■ **Work to complete**:
Go through the listing below and write out each line that contains the string "wedge".

■ **Materials provided**:
----------------
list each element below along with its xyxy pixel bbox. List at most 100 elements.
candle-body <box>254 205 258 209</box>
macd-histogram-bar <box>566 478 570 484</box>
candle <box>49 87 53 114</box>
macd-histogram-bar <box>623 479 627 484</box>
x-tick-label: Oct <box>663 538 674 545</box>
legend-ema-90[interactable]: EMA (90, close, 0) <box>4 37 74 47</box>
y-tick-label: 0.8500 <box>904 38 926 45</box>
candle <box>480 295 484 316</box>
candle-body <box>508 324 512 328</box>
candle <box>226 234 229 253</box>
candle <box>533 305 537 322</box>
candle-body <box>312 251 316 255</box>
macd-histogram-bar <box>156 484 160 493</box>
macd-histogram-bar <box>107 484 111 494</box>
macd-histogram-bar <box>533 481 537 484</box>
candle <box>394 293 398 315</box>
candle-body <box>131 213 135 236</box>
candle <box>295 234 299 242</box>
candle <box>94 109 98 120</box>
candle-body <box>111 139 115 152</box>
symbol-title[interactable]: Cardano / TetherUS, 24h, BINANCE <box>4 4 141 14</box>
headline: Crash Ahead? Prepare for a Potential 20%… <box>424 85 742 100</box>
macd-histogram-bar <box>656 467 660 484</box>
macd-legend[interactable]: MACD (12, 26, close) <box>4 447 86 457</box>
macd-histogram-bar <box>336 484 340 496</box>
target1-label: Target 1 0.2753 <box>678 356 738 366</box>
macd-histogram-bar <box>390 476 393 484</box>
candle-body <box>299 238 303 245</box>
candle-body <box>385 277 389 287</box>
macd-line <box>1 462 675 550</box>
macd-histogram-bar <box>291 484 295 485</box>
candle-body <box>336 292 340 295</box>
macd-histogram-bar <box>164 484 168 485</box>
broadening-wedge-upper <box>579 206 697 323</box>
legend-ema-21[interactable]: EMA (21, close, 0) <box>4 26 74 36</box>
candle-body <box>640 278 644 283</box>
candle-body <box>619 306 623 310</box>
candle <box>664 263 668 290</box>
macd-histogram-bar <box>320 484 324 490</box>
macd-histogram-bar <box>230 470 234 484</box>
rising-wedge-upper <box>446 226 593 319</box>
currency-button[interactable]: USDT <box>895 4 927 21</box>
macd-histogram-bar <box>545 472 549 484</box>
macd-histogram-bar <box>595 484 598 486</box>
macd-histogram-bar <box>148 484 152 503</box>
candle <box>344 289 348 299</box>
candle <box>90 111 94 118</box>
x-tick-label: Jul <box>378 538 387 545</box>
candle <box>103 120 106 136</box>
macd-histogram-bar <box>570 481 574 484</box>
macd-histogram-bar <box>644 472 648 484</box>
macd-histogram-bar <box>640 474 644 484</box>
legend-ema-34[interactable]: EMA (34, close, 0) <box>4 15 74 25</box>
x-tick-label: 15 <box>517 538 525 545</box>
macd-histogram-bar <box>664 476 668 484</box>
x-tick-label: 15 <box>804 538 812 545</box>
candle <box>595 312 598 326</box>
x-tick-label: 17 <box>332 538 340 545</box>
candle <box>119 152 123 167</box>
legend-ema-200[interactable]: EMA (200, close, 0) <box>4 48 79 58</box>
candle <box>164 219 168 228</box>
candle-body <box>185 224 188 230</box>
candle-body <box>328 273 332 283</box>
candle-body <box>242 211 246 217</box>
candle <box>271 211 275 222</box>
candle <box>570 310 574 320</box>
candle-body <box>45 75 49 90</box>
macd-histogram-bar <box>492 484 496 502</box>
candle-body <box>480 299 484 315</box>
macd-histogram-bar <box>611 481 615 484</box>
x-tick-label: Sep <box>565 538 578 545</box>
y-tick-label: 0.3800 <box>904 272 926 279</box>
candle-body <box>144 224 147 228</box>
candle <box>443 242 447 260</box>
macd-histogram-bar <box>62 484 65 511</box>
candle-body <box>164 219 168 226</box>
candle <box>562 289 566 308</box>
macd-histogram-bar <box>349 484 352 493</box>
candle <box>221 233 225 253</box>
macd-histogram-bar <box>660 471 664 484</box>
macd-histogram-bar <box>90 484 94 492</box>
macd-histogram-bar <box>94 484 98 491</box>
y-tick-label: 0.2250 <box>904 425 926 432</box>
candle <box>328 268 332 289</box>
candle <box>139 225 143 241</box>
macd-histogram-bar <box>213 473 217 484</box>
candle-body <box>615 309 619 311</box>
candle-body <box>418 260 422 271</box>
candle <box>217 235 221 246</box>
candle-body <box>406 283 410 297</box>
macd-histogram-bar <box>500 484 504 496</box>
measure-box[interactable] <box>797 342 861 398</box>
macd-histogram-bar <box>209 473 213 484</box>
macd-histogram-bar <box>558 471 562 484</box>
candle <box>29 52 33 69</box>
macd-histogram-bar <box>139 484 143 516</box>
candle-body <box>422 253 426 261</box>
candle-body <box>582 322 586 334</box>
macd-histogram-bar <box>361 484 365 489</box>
----------------
■ **Solution**:
broadening-wedge-upper <box>579 206 697 323</box>
rising-wedge-upper <box>446 226 593 319</box>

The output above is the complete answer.